§ **EXERCISE DETAILS**
Can you give the listing below again with every "The Mountain Loop" swapped for "The Valley Loop", leaving everything else unchanged and omitting the pictures?

§ **DATA FOR THIS EXERCISE**
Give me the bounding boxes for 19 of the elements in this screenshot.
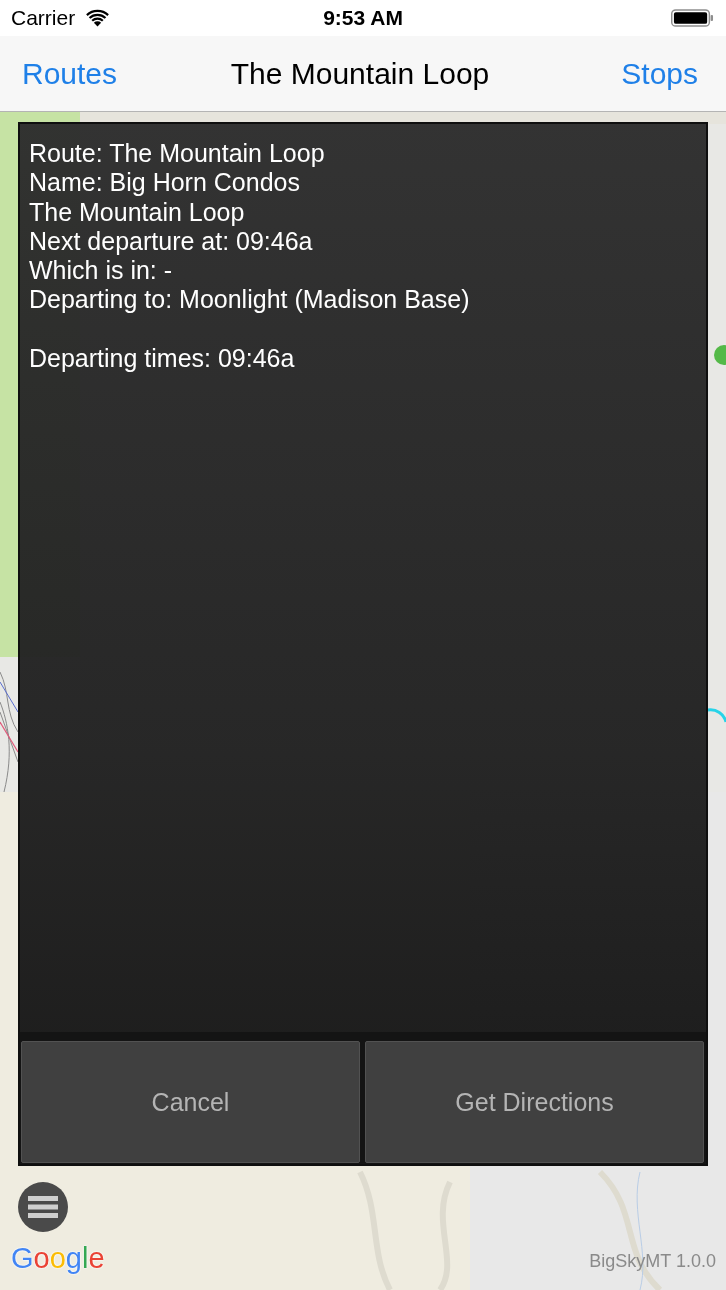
version-label: BigSkyMT 1.0.0 xyxy=(589,1250,716,1272)
dialog-button[interactable]: Get Directions xyxy=(365,1041,704,1163)
stops-button[interactable]: Stops xyxy=(619,54,700,93)
map-logo-text: Google xyxy=(11,1241,105,1276)
routes-button[interactable]: Routes xyxy=(20,54,120,93)
carrier-name: Carrier xyxy=(11,6,76,30)
info-line: Next departure at: 09:46a xyxy=(29,226,314,257)
departing-times-text: Departing times: 09:46a xyxy=(29,344,296,374)
info-line: Which is in: - xyxy=(29,256,174,286)
clock-time: 9:53 AM xyxy=(323,6,403,30)
info-line: Route: The Mountain Loop xyxy=(29,139,326,169)
info-line: Departing to: Moonlight (Madison Base) xyxy=(29,285,471,315)
wifi-icon xyxy=(85,9,111,27)
info-line: The Mountain Loop xyxy=(29,197,246,227)
battery-icon xyxy=(671,9,714,27)
info-line: Name: Big Horn Condos xyxy=(29,168,301,198)
screen-title: The Mountain Loop xyxy=(230,56,490,91)
dialog-button[interactable]: Cancel xyxy=(21,1041,360,1163)
menu-icon xyxy=(28,1196,58,1218)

§ **THE OUTPUT**
Give me the bounding boxes for 19 of the elements in this screenshot.
version-label: BigSkyMT 1.0.0 xyxy=(589,1250,716,1272)
dialog-button[interactable]: Get Directions xyxy=(365,1041,704,1163)
stops-button[interactable]: Stops xyxy=(619,54,700,93)
map-logo-text: Google xyxy=(11,1241,105,1276)
routes-button[interactable]: Routes xyxy=(20,54,120,93)
carrier-name: Carrier xyxy=(11,6,76,30)
info-line: Next departure at: 09:46a xyxy=(29,226,314,257)
departing-times-text: Departing times: 09:46a xyxy=(29,344,296,374)
info-line: Which is in: - xyxy=(29,256,174,286)
clock-time: 9:53 AM xyxy=(323,6,403,30)
info-line: Route: The Valley Loop xyxy=(29,139,326,169)
info-line: Departing to: Moonlight (Madison Base) xyxy=(29,285,471,315)
wifi-icon xyxy=(85,9,111,27)
info-line: The Valley Loop xyxy=(29,197,246,227)
battery-icon xyxy=(671,9,714,27)
info-line: Name: Big Horn Condos xyxy=(29,168,301,198)
screen-title: The Valley Loop xyxy=(230,56,490,91)
dialog-button[interactable]: Cancel xyxy=(21,1041,360,1163)
menu-icon xyxy=(28,1196,58,1218)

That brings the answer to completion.